PEV: What can we find you doing in your spare time, aside from playing/writing music?

T: I like to cook, travel, dance, and attend events in the community. I’m part of a Non-profit Afropolitan Youth Association and I serve as an entertainment director for FestAfrica, the largest African Festival in the Maryland region. It’s a wonderful outlet to showcase African Culture and connect African diaspora.

PEV: Name one present and past artist or group that would be your dream collaboration. Why?

T: A past artist group I would like to collaborate with is Boney M. They were so fun and colourful, and showcased a fusion of their Caribbean culture into pop music. I really loved their music growing up. My family had their Christmas album on repeat during the holidays. A current artist I would love to collaborate with is Lira. She’s a South African songstress that has been a great pioneer in the New African Soul scene with live music and inspiring lyrics.

PEV: Is there an up and coming band or artist you think we should all be looking out for now?

T: There are loads of African Female artists that are worth checking out, like Naomi Achu, Aramide, and Anna Mwalagho.

PEV: If playing music wasn’t your life (or life’s goal), what would you do for a career?

T: Vlogging would have to be another cool career option for me. It’s quite a flexible field, and once you get the right audience in tune with your channel, the major task is to be consistent in sharing interests and educating others.

PEV: So, what is next for TolumiDE?

T: I’m gearing up for the release of my second full length album Suya Soul, and my acoustic project Mama Sunshine. It’s an evolution of me after my first album, My Love and I hope listeners enjoy the new sound. I’m also hopeful for more performance and licensing opportunities.

● **What this exercise asks**:
[1] Rewrite the interview passage between "T: A past artist" and "and inspiring lyrics.", inclusive, swapping "colourful" for "vibrant".
[2] In the interview, which festival does TolumiDE serve as entertainment director for?
[3] How would you say "I really loved their music growing up." from the interview in Spanish?
Rely only on the interview text to answer.

Rows from a layout dataset:
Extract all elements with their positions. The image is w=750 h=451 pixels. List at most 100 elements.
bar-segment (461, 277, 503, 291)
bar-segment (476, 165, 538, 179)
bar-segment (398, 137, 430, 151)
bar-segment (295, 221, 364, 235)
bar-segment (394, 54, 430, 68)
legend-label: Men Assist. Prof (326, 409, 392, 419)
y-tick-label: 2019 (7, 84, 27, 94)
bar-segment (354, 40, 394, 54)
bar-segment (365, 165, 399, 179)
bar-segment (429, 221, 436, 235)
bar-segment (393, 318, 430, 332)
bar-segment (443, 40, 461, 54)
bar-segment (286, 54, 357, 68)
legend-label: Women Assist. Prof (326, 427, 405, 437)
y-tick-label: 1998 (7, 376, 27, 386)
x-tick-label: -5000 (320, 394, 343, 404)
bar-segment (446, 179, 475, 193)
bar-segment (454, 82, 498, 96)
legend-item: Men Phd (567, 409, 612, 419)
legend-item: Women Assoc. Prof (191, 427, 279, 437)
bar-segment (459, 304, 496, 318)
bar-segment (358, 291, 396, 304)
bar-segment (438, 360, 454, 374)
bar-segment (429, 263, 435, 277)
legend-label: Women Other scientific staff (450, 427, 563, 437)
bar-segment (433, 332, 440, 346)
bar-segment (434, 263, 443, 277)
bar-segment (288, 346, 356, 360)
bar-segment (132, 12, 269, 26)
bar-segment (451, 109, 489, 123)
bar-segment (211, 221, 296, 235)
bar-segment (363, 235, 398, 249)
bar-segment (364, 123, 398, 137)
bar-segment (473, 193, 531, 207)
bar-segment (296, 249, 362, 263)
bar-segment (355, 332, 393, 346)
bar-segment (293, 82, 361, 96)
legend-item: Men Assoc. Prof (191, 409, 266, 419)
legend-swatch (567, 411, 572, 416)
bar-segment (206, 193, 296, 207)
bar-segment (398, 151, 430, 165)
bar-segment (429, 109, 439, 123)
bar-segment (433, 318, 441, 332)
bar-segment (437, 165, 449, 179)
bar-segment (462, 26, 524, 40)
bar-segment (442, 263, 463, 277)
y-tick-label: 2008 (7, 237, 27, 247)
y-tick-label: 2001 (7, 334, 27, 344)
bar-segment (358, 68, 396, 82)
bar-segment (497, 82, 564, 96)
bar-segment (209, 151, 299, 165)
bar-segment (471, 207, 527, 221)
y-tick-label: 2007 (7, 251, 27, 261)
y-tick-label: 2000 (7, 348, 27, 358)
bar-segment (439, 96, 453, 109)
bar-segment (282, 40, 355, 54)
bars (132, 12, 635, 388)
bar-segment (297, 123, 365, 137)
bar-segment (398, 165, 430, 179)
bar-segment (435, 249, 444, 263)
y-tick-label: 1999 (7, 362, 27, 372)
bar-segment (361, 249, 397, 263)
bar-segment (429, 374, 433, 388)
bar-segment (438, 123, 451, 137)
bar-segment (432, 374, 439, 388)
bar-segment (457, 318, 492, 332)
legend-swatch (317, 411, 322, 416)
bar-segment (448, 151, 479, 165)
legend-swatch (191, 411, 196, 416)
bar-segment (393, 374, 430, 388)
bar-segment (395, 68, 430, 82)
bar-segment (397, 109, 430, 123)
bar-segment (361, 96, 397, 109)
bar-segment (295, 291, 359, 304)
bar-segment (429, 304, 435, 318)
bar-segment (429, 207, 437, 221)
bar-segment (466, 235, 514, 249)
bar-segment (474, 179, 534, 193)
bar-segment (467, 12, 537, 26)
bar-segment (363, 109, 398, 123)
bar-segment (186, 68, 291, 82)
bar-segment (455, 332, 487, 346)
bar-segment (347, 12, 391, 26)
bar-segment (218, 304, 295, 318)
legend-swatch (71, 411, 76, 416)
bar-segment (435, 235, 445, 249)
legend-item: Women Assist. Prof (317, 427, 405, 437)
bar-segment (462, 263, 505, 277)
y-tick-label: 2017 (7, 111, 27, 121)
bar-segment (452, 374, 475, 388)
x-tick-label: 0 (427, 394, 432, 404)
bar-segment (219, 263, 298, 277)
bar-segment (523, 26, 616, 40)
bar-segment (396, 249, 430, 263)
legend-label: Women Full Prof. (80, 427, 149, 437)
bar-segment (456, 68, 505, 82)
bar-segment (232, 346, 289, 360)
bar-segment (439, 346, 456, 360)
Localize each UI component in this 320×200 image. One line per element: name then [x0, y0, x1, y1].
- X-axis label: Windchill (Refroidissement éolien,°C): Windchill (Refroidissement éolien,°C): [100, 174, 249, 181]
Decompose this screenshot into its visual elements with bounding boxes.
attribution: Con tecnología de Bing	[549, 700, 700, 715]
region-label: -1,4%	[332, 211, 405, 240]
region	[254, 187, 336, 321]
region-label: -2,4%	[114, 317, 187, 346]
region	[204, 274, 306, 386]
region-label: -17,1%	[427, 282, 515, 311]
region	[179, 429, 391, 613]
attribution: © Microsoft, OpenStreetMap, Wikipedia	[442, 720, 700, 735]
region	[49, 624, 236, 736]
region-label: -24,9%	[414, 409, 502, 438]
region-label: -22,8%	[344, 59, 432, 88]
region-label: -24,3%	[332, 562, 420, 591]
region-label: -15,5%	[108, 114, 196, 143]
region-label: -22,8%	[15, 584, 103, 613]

● **Task answers**:
[1]
T: A past artist group I would like to collaborate with is Boney M. They were so fun and vibrant, and showcased a fusion of their Caribbean culture into pop music. I really loved their music growing up. My family had their Christmas album on repeat during the holidays. A current artist I would love to collaborate with is Lira. She’s a South African songstress that has been a great pioneer in the New African Soul scene with live music and inspiring lyrics.

[2] FestAfrica, the largest African Festival in the Maryland region.

[3] Me encantaba su música mientras crecía.